WHAT IS ASKED =>
Transcribe all records exactly.

+++++

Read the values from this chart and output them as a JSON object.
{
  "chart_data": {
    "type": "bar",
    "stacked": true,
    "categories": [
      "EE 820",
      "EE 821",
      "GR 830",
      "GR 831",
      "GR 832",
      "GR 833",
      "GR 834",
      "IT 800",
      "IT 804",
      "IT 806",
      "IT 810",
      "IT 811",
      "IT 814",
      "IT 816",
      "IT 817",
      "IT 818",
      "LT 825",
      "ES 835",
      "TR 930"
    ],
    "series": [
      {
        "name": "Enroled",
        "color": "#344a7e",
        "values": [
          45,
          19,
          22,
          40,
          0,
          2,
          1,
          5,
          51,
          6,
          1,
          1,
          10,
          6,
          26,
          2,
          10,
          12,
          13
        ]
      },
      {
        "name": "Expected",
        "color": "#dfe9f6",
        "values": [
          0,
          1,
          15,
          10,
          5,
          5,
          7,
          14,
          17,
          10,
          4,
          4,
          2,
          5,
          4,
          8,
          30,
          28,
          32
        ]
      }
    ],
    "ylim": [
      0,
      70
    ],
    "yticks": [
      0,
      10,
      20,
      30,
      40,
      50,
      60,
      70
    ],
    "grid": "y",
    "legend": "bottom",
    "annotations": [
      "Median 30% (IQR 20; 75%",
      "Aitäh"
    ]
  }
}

+++++

FULL RESPONSE =>
Read the values from this chart and output them as a JSON object.
{
  "chart_data": {
    "type": "bar",
    "stacked": true,
    "categories": [
      "EE 820",
      "EE 821",
      "GR 830",
      "GR 831",
      "GR 832",
      "GR 833",
      "GR 834",
      "IT 800",
      "IT 804",
      "IT 806",
      "IT 810",
      "IT 811",
      "IT 814",
      "IT 816",
      "IT 817",
      "IT 818",
      "LT 825",
      "ES 835",
      "TR 930"
    ],
    "series": [
      {
        "name": "Enroled",
        "color": "#344a7e",
        "values": [
          45,
          19,
          22,
          40,
          0,
          2,
          1,
          5,
          51,
          6,
          1,
          1,
          10,
          6,
          26,
          2,
          10,
          12,
          13
        ]
      },
      {
        "name": "Expected",
        "color": "#dfe9f6",
        "values": [
          0,
          1,
          15,
          10,
          5,
          5,
          7,
          14,
          17,
          10,
          4,
          4,
          2,
          5,
          4,
          8,
          30,
          28,
          32
        ]
      }
    ],
    "ylim": [
      0,
      70
    ],
    "yticks": [
      0,
      10,
      20,
      30,
      40,
      50,
      60,
      70
    ],
    "grid": "y",
    "legend": "bottom",
    "annotations": [
      "Median 30% (IQR 20; 75%",
      "Aitäh"
    ]
  }
}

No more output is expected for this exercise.